Skip the pictures. Reproduce all other material exactly.

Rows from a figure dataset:
____
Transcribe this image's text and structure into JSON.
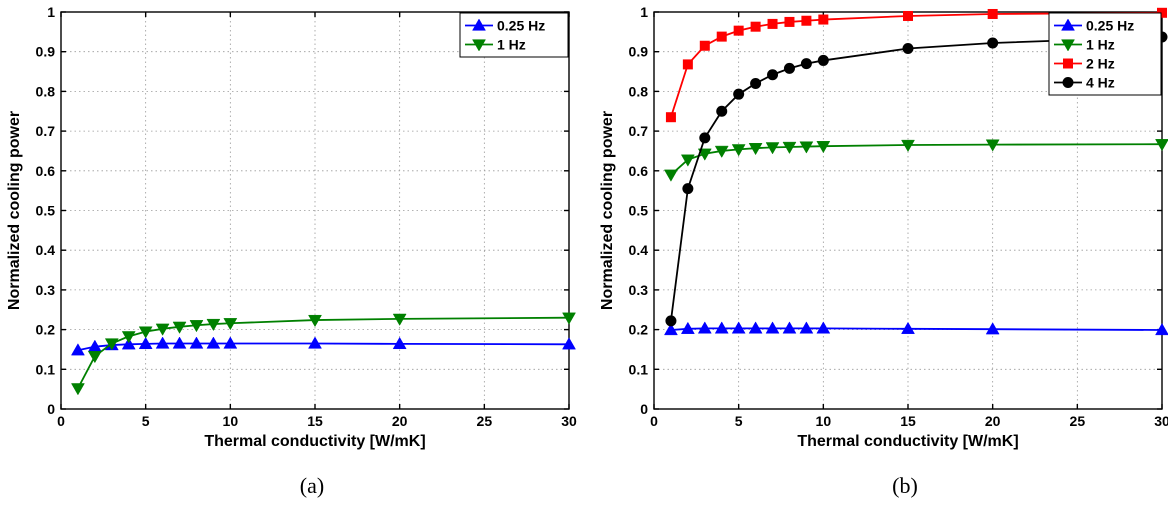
{
  "chart_data": [
    {
      "type": "line",
      "caption": "(a)",
      "xlabel": "Thermal conductivity [W/mK]",
      "ylabel": "Normalized cooling power",
      "xlim": [
        0,
        30
      ],
      "ylim": [
        0,
        1
      ],
      "xticks": [
        0,
        5,
        10,
        15,
        20,
        25,
        30
      ],
      "yticks": [
        0,
        0.1,
        0.2,
        0.3,
        0.4,
        0.5,
        0.6,
        0.7,
        0.8,
        0.9,
        1
      ],
      "ytick_labels": [
        "0",
        "0.1",
        "0.2",
        "0.3",
        "0.4",
        "0.5",
        "0.6",
        "0.7",
        "0.8",
        "0.9",
        "1"
      ],
      "grid": true,
      "legend_position": "top-right",
      "series": [
        {
          "name": "0.25 Hz",
          "color": "#0000ff",
          "marker": "triangle-up",
          "x": [
            1,
            2,
            3,
            4,
            5,
            6,
            7,
            8,
            9,
            10,
            15,
            20,
            30
          ],
          "y": [
            0.148,
            0.157,
            0.161,
            0.163,
            0.164,
            0.165,
            0.165,
            0.165,
            0.165,
            0.165,
            0.165,
            0.164,
            0.163
          ]
        },
        {
          "name": "1 Hz",
          "color": "#008000",
          "marker": "triangle-down",
          "x": [
            1,
            2,
            3,
            4,
            5,
            6,
            7,
            8,
            9,
            10,
            15,
            20,
            30
          ],
          "y": [
            0.052,
            0.133,
            0.165,
            0.183,
            0.195,
            0.202,
            0.207,
            0.211,
            0.214,
            0.216,
            0.224,
            0.227,
            0.23
          ]
        }
      ]
    },
    {
      "type": "line",
      "caption": "(b)",
      "xlabel": "Thermal conductivity [W/mK]",
      "ylabel": "Normalized cooling power",
      "xlim": [
        0,
        30
      ],
      "ylim": [
        0,
        1
      ],
      "xticks": [
        0,
        5,
        10,
        15,
        20,
        25,
        30
      ],
      "yticks": [
        0,
        0.1,
        0.2,
        0.3,
        0.4,
        0.5,
        0.6,
        0.7,
        0.8,
        0.9,
        1
      ],
      "ytick_labels": [
        "0",
        "0.1",
        "0.2",
        "0.3",
        "0.4",
        "0.5",
        "0.6",
        "0.7",
        "0.8",
        "0.9",
        "1"
      ],
      "grid": true,
      "legend_position": "top-right",
      "series": [
        {
          "name": "0.25 Hz",
          "color": "#0000ff",
          "marker": "triangle-up",
          "x": [
            1,
            2,
            3,
            4,
            5,
            6,
            7,
            8,
            9,
            10,
            15,
            20,
            30
          ],
          "y": [
            0.199,
            0.202,
            0.203,
            0.203,
            0.203,
            0.203,
            0.203,
            0.203,
            0.203,
            0.203,
            0.202,
            0.201,
            0.199
          ]
        },
        {
          "name": "1 Hz",
          "color": "#008000",
          "marker": "triangle-down",
          "x": [
            1,
            2,
            3,
            4,
            5,
            6,
            7,
            8,
            9,
            10,
            15,
            20,
            30
          ],
          "y": [
            0.59,
            0.628,
            0.643,
            0.65,
            0.654,
            0.657,
            0.659,
            0.66,
            0.661,
            0.662,
            0.665,
            0.666,
            0.667
          ]
        },
        {
          "name": "2 Hz",
          "color": "#ff0000",
          "marker": "square",
          "x": [
            1,
            2,
            3,
            4,
            5,
            6,
            7,
            8,
            9,
            10,
            15,
            20,
            30
          ],
          "y": [
            0.735,
            0.868,
            0.915,
            0.938,
            0.953,
            0.963,
            0.97,
            0.975,
            0.978,
            0.981,
            0.99,
            0.995,
            0.998
          ]
        },
        {
          "name": "4 Hz",
          "color": "#000000",
          "marker": "circle",
          "x": [
            1,
            2,
            3,
            4,
            5,
            6,
            7,
            8,
            9,
            10,
            15,
            20,
            30
          ],
          "y": [
            0.222,
            0.555,
            0.683,
            0.75,
            0.793,
            0.82,
            0.842,
            0.858,
            0.87,
            0.878,
            0.908,
            0.922,
            0.937
          ]
        }
      ]
    }
  ]
}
____
## SOLUTION BELOW
Transcribe this image's text and structure into JSON.
{
  "chart_data": [
    {
      "type": "line",
      "caption": "(a)",
      "xlabel": "Thermal conductivity [W/mK]",
      "ylabel": "Normalized cooling power",
      "xlim": [
        0,
        30
      ],
      "ylim": [
        0,
        1
      ],
      "xticks": [
        0,
        5,
        10,
        15,
        20,
        25,
        30
      ],
      "yticks": [
        0,
        0.1,
        0.2,
        0.3,
        0.4,
        0.5,
        0.6,
        0.7,
        0.8,
        0.9,
        1
      ],
      "ytick_labels": [
        "0",
        "0.1",
        "0.2",
        "0.3",
        "0.4",
        "0.5",
        "0.6",
        "0.7",
        "0.8",
        "0.9",
        "1"
      ],
      "grid": true,
      "legend_position": "top-right",
      "series": [
        {
          "name": "0.25 Hz",
          "color": "#0000ff",
          "marker": "triangle-up",
          "x": [
            1,
            2,
            3,
            4,
            5,
            6,
            7,
            8,
            9,
            10,
            15,
            20,
            30
          ],
          "y": [
            0.148,
            0.157,
            0.161,
            0.163,
            0.164,
            0.165,
            0.165,
            0.165,
            0.165,
            0.165,
            0.165,
            0.164,
            0.163
          ]
        },
        {
          "name": "1 Hz",
          "color": "#008000",
          "marker": "triangle-down",
          "x": [
            1,
            2,
            3,
            4,
            5,
            6,
            7,
            8,
            9,
            10,
            15,
            20,
            30
          ],
          "y": [
            0.052,
            0.133,
            0.165,
            0.183,
            0.195,
            0.202,
            0.207,
            0.211,
            0.214,
            0.216,
            0.224,
            0.227,
            0.23
          ]
        }
      ]
    },
    {
      "type": "line",
      "caption": "(b)",
      "xlabel": "Thermal conductivity [W/mK]",
      "ylabel": "Normalized cooling power",
      "xlim": [
        0,
        30
      ],
      "ylim": [
        0,
        1
      ],
      "xticks": [
        0,
        5,
        10,
        15,
        20,
        25,
        30
      ],
      "yticks": [
        0,
        0.1,
        0.2,
        0.3,
        0.4,
        0.5,
        0.6,
        0.7,
        0.8,
        0.9,
        1
      ],
      "ytick_labels": [
        "0",
        "0.1",
        "0.2",
        "0.3",
        "0.4",
        "0.5",
        "0.6",
        "0.7",
        "0.8",
        "0.9",
        "1"
      ],
      "grid": true,
      "legend_position": "top-right",
      "series": [
        {
          "name": "0.25 Hz",
          "color": "#0000ff",
          "marker": "triangle-up",
          "x": [
            1,
            2,
            3,
            4,
            5,
            6,
            7,
            8,
            9,
            10,
            15,
            20,
            30
          ],
          "y": [
            0.199,
            0.202,
            0.203,
            0.203,
            0.203,
            0.203,
            0.203,
            0.203,
            0.203,
            0.203,
            0.202,
            0.201,
            0.199
          ]
        },
        {
          "name": "1 Hz",
          "color": "#008000",
          "marker": "triangle-down",
          "x": [
            1,
            2,
            3,
            4,
            5,
            6,
            7,
            8,
            9,
            10,
            15,
            20,
            30
          ],
          "y": [
            0.59,
            0.628,
            0.643,
            0.65,
            0.654,
            0.657,
            0.659,
            0.66,
            0.661,
            0.662,
            0.665,
            0.666,
            0.667
          ]
        },
        {
          "name": "2 Hz",
          "color": "#ff0000",
          "marker": "square",
          "x": [
            1,
            2,
            3,
            4,
            5,
            6,
            7,
            8,
            9,
            10,
            15,
            20,
            30
          ],
          "y": [
            0.735,
            0.868,
            0.915,
            0.938,
            0.953,
            0.963,
            0.97,
            0.975,
            0.978,
            0.981,
            0.99,
            0.995,
            0.998
          ]
        },
        {
          "name": "4 Hz",
          "color": "#000000",
          "marker": "circle",
          "x": [
            1,
            2,
            3,
            4,
            5,
            6,
            7,
            8,
            9,
            10,
            15,
            20,
            30
          ],
          "y": [
            0.222,
            0.555,
            0.683,
            0.75,
            0.793,
            0.82,
            0.842,
            0.858,
            0.87,
            0.878,
            0.908,
            0.922,
            0.937
          ]
        }
      ]
    }
  ]
}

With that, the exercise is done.